* Begin *

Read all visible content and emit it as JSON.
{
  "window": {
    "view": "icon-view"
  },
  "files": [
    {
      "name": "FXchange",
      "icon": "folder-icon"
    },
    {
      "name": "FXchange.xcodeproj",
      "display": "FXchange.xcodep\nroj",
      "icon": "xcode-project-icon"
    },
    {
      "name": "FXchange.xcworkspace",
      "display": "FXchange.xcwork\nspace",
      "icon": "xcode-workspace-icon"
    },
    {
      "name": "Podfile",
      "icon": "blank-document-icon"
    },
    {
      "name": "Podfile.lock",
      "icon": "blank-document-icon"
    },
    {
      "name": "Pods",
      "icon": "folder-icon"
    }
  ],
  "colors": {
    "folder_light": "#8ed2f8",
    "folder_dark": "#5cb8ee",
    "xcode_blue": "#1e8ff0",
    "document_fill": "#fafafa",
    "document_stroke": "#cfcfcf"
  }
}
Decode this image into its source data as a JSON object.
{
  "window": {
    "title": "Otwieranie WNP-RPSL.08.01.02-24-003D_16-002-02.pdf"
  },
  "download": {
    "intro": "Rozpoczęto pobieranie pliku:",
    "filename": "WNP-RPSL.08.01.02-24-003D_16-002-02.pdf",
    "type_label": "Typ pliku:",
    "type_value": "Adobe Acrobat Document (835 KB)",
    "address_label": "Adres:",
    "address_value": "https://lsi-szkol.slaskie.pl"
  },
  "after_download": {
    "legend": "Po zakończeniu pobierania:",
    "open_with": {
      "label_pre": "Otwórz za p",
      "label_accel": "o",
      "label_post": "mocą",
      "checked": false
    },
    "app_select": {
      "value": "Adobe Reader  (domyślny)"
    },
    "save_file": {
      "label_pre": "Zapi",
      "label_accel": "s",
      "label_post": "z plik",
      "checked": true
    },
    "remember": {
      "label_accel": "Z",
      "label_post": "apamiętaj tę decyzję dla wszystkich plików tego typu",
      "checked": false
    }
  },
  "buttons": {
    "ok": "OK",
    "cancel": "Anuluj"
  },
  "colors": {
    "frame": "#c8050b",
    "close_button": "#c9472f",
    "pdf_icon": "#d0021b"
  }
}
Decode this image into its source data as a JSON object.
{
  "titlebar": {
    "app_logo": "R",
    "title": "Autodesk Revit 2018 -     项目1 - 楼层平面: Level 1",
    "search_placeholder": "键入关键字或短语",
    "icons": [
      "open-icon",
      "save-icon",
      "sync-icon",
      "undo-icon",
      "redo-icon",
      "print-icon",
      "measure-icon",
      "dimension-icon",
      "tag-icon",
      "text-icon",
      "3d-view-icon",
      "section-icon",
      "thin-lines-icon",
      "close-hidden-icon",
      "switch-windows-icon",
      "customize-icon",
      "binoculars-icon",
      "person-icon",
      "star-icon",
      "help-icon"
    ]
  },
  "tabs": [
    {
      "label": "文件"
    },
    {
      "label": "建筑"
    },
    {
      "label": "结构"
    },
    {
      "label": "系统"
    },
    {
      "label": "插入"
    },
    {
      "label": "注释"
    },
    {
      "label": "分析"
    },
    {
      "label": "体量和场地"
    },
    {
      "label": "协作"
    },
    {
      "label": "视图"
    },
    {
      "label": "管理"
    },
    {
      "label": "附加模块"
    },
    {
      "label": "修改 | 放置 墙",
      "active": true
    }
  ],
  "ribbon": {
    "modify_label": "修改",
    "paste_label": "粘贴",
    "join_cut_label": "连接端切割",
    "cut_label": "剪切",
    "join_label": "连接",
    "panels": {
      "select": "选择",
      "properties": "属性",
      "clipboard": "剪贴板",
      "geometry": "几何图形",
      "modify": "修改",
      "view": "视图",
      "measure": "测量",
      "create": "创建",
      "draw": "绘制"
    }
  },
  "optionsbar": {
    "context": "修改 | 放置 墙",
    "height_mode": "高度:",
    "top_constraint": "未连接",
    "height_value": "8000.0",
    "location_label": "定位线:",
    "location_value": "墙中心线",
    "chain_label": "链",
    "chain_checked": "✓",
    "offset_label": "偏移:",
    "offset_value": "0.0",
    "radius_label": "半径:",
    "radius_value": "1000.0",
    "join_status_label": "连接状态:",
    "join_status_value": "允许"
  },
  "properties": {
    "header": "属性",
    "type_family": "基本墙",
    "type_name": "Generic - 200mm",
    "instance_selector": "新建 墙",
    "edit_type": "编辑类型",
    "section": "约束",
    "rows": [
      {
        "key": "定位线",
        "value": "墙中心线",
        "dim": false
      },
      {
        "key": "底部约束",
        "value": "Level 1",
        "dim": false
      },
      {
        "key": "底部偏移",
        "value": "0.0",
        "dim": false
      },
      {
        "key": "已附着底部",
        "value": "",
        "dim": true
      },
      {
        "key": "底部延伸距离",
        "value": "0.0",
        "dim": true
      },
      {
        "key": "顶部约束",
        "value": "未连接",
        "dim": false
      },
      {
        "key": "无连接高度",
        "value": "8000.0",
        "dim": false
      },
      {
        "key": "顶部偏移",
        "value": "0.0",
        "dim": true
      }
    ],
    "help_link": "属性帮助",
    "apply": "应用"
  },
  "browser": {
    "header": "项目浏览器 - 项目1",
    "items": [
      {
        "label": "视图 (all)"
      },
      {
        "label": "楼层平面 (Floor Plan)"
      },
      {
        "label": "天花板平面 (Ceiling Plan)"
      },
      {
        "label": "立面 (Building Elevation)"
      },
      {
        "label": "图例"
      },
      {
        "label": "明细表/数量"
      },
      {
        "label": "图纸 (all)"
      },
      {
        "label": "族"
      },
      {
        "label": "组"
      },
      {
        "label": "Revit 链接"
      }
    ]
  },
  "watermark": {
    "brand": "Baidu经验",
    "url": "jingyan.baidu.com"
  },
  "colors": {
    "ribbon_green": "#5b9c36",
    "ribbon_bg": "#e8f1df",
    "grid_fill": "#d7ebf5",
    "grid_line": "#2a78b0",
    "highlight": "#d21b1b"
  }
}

* End *
* Begin *

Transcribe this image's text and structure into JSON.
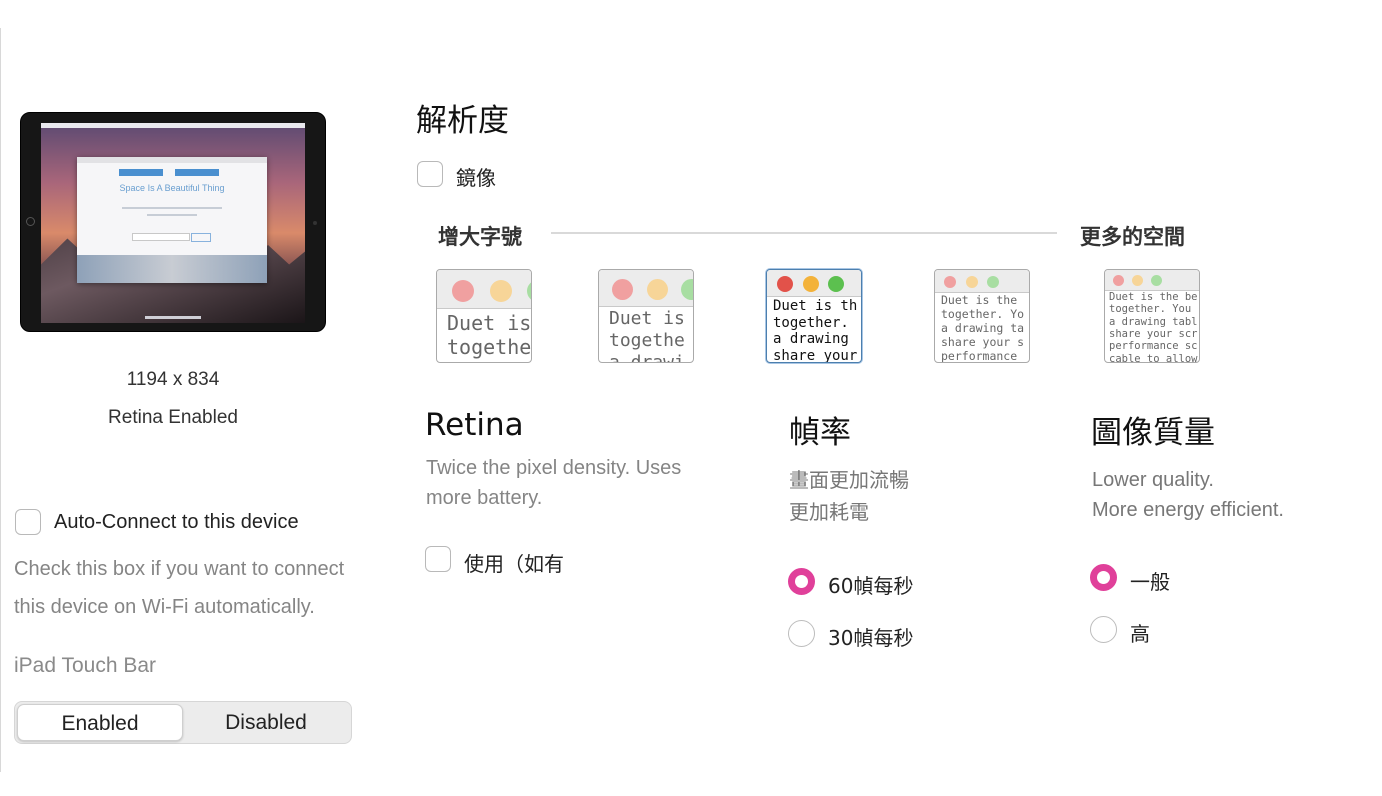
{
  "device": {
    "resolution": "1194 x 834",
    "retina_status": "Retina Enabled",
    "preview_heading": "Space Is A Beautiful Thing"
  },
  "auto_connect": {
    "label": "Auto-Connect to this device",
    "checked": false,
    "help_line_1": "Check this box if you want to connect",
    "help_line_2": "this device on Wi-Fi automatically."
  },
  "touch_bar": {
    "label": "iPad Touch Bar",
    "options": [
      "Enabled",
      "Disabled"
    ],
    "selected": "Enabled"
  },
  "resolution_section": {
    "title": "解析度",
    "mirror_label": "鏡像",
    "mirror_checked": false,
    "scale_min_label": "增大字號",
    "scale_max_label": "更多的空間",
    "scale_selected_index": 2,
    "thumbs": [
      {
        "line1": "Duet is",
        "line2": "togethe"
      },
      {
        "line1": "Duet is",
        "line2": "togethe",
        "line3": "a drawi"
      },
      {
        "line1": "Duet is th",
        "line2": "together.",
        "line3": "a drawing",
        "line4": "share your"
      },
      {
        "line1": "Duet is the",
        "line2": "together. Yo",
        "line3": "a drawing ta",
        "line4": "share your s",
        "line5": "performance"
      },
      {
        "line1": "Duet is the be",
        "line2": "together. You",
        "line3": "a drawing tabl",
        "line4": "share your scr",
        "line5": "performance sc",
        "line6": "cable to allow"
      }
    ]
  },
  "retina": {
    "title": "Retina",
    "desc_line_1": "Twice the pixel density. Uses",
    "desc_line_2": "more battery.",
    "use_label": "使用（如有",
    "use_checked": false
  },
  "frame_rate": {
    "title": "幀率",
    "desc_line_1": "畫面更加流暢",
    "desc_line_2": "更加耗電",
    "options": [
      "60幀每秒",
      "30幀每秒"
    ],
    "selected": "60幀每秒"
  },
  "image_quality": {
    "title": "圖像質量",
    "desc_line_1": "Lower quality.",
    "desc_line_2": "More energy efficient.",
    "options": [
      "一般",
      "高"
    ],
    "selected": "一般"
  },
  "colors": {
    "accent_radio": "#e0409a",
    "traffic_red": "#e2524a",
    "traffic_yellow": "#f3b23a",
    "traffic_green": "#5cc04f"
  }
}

* End *
* Begin *

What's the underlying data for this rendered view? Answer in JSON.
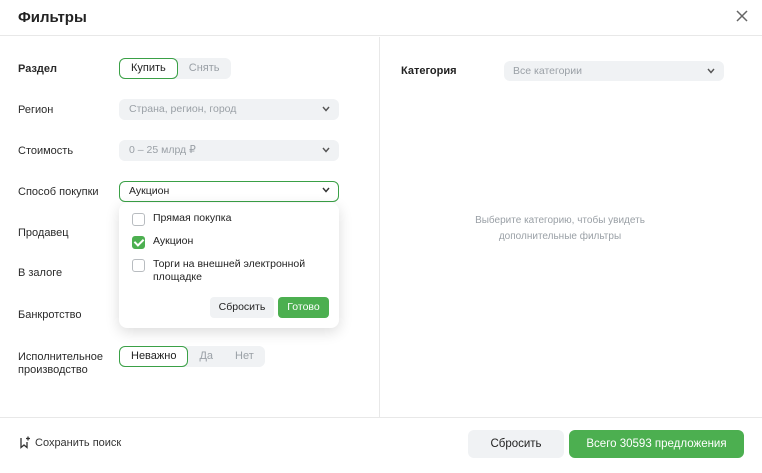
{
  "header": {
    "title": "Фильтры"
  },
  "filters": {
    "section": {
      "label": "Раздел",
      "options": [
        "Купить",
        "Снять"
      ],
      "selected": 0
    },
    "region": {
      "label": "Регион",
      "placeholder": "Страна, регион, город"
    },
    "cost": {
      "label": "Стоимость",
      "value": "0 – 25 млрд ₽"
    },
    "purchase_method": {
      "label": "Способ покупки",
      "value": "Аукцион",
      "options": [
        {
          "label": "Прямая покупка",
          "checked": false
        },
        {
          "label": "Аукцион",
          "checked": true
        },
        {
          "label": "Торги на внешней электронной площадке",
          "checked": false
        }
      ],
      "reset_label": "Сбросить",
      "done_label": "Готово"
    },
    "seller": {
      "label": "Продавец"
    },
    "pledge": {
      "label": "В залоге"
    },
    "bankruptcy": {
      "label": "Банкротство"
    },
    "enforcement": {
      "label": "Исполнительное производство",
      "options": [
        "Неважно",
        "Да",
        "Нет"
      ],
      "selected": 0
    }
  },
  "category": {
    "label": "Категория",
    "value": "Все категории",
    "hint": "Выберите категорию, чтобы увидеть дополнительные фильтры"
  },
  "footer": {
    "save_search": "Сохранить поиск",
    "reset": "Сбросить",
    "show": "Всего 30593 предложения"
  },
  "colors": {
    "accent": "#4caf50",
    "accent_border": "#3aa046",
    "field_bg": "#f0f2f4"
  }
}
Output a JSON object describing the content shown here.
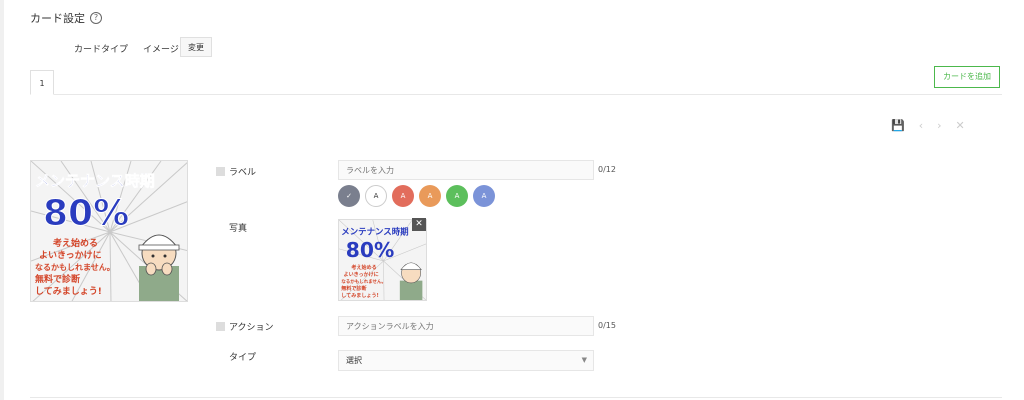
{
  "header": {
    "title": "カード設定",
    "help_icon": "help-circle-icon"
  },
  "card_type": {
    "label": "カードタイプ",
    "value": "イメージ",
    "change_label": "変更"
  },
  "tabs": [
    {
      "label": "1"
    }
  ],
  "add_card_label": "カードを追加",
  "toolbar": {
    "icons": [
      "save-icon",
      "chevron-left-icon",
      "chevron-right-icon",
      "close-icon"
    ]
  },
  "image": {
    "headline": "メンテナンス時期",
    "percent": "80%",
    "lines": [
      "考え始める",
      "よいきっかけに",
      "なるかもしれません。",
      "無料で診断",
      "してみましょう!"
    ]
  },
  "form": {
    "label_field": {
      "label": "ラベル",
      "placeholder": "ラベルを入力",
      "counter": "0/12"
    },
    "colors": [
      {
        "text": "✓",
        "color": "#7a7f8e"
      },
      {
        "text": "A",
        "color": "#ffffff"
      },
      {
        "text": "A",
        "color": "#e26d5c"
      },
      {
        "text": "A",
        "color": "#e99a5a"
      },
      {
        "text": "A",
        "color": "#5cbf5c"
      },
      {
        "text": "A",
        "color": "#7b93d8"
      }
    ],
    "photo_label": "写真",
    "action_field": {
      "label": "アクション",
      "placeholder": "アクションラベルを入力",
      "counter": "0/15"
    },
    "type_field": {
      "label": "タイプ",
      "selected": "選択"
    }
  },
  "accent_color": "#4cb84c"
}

* End *

EXERCISE AIM: Go over the records above and tally the lines with the word "Level" in them. Give the number alone.

SOLUTION: 2